• **Text segment**:
Managing Risk in Recurring Payment Plans

Managing Risk in Recurring Payment Plans


We have previously written in detail about how recurring payment plans work, so this post will not deal with the specifics of how to set one up or how to process each payment. Rather, it will offer suggestions on how to identify and manage the risks associated with recurring payments.


Once you have set up a recurring payment plan, consider implementing the following procedures:

  • When processing a recurring payment:
    • Always notify your customers before charging his or her card. Send the notice at least 10 days in advance. In the notification include the amount to be charged to the account and, if applicable, alert the cardholder if the transaction amount exceeds the pre-authorized range.
    • Save the card’s expiration date on file and include in all authorization requests.
    • Always use the Address Verification Service (AVS).
    • Identify all recurring transactions as such by using the Recurring Payment Indicator. Recurring Payment Indicator is used to identify recurring transactions within authorization and settlement messages in card-not-present environment. The Recurring Payment Indicator is required in all authorization and clearing records. Recurring transactions are typically lower risk than single transactions and should be approved, provided the account is in good standing.
    • Never store card security codes. Card security codes are the three-digit numbers found in the signature panels on the back of Visa, MasterCard and Discover cards and the four-digit numbers found slightly above and to the right of the account numbers of American Express cards. The Credit Card Companies and Associations strictly prohibit the storage of card security codes and may impose substantial fines on offenders.
  • Store all cardholder information in a secure manner. Your organization must be compliant with the requirements of the Payment Card Security Data Security Standard (PCI DSS).
  • Only use your customers’ account information for the payment for products and services. The account information should not be used for age verification or for any purpose other than payment.
  • Keep customer logs and quickly follow-up on customer complaints. A special emphasis should be given to complaints relating to transaction amounts or to failure to notify customers in advance of a recurring transaction that exceeds the pre-authorized amount range. Address each complaint immediately.
  • Immediately honor a cancellation request. Once you receive a cancellation request, you should immediately cancel the recurring plan and issue a credit, if applicable. Notify your customer that his or her request has been fulfilled and the payment plan has been stopped. Be advised that, in the event of a chargeback resulting from an unfulfilled cancellation request, the cardholder does not have to prove that such a request has been made. By industry regulations, the customer only needs to verbally cancel a recurring plan.
  • Use the Associations’ account updating tools. As recurring plans can last a long time, the card you have on file for your customer may expire or the account may be closed or the card number replaced. MasterCard Automatic Billing Updater and Visa Account Updater are services designed for merchants processing recurring and installment transactions. These services verify that on-file information, including account number and expiration date, is correct, ensuring uninterrupted payments.


As with other credit card processing procedures, using common sense in managing risks associated with recurring payments is your most powerful tool. Keep your customers updated by email on the status of their payment plan. Ask customers for an alternative payment method if a transaction using the card on file does not go through.

• **Activity**: Reproduce, word for word, the part of the recurring payment risk text starting at "We have previously" and ending at "all authorization requests.".

• **Stored data**:

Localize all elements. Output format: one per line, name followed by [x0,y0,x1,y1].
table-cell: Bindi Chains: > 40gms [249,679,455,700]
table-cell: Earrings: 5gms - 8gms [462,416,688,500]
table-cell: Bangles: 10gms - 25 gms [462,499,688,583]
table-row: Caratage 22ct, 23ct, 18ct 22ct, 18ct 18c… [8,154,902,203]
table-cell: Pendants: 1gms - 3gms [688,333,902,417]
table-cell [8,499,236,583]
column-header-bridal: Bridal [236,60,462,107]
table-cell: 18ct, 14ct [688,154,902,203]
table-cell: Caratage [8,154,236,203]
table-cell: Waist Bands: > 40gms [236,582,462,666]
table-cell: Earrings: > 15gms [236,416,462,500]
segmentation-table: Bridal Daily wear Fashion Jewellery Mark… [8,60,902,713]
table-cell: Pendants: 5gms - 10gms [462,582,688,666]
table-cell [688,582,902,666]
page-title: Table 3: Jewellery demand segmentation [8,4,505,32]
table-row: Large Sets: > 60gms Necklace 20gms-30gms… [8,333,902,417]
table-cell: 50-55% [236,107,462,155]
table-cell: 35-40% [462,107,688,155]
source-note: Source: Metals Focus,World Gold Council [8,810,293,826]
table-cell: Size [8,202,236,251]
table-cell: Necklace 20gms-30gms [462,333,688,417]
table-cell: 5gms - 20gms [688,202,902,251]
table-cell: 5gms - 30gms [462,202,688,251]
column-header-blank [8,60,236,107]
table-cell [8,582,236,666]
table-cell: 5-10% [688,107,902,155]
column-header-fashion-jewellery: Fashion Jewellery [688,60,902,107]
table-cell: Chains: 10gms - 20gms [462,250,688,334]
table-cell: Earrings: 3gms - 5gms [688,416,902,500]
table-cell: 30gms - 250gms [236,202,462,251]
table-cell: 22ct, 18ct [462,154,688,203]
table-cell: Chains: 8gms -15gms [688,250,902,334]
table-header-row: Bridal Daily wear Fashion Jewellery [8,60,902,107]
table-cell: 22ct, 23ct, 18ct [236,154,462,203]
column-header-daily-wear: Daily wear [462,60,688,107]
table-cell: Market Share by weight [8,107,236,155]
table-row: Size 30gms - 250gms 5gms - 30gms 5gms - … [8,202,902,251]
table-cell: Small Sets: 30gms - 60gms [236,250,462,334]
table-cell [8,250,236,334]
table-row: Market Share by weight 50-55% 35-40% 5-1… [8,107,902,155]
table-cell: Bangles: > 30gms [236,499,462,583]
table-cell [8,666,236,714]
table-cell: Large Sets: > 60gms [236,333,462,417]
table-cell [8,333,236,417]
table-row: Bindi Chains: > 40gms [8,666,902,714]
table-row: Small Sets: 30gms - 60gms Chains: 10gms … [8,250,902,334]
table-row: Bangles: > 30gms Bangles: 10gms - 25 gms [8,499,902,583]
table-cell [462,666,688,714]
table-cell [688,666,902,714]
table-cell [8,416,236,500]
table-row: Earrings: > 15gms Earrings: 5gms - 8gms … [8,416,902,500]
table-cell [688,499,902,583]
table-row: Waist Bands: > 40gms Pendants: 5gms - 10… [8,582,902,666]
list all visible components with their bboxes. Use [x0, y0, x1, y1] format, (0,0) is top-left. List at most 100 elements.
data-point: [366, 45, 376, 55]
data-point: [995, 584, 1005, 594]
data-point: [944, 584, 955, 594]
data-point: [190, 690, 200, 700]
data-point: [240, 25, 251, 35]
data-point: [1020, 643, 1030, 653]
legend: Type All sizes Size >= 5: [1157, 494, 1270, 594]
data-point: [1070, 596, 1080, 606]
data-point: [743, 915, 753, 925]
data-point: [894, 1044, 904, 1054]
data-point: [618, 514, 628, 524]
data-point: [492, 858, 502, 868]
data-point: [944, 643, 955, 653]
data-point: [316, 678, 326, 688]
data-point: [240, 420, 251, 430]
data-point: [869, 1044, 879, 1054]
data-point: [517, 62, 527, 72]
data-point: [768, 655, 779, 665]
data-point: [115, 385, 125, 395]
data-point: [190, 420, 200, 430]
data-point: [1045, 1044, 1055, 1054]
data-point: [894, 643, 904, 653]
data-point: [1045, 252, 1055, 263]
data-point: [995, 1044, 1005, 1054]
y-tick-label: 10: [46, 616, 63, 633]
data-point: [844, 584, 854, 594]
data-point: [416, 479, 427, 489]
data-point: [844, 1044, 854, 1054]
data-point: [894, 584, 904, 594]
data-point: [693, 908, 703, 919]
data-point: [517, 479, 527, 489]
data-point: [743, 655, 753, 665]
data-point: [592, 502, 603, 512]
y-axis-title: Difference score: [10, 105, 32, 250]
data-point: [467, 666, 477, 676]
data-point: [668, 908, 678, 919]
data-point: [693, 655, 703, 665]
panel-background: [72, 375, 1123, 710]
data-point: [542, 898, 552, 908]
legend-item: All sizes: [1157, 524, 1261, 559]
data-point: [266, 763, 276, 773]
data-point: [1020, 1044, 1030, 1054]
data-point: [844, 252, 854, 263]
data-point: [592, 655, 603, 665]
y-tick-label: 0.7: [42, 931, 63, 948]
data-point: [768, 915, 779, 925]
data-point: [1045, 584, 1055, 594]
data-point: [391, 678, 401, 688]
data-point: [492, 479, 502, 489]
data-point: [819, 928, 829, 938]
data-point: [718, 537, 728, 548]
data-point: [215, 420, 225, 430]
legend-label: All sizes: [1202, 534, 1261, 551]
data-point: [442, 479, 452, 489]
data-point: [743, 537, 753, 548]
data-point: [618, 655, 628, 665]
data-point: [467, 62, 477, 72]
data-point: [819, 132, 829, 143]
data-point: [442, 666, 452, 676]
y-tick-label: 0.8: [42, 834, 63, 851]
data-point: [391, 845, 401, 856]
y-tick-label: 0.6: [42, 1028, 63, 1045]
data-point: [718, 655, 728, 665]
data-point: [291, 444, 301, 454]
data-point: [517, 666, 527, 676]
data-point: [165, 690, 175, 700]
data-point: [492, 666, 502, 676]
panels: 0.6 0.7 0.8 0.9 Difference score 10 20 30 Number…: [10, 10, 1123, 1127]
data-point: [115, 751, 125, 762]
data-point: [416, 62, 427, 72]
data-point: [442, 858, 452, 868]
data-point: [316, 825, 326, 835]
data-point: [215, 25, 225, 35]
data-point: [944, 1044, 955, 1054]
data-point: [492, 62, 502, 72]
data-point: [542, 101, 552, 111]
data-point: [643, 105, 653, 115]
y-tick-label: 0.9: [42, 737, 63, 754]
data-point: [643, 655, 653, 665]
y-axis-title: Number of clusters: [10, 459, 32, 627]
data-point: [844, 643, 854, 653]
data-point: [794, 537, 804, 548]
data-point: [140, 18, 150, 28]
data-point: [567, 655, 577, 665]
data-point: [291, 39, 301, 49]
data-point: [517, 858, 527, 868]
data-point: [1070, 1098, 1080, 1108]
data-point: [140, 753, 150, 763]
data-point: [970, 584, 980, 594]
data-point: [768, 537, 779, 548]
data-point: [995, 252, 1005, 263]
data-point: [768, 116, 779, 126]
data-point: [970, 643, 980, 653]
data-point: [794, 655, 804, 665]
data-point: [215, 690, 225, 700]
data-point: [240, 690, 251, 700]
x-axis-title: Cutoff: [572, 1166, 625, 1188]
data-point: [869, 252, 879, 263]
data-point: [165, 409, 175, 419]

• **Response to this exercise**:
We have previously written in detail about how recurring payment plans work, so this post will not deal with the specifics of how to set one up or how to process each payment. Rather, it will offer suggestions on how to identify and manage the risks associated with recurring payments.


Once you have set up a recurring payment plan, consider implementing the following procedures:

  • When processing a recurring payment:
    • Always notify your customers before charging his or her card. Send the notice at least 10 days in advance. In the notification include the amount to be charged to the account and, if applicable, alert the cardholder if the transaction amount exceeds the pre-authorized range.
    • Save the card’s expiration date on file and include in all authorization requests.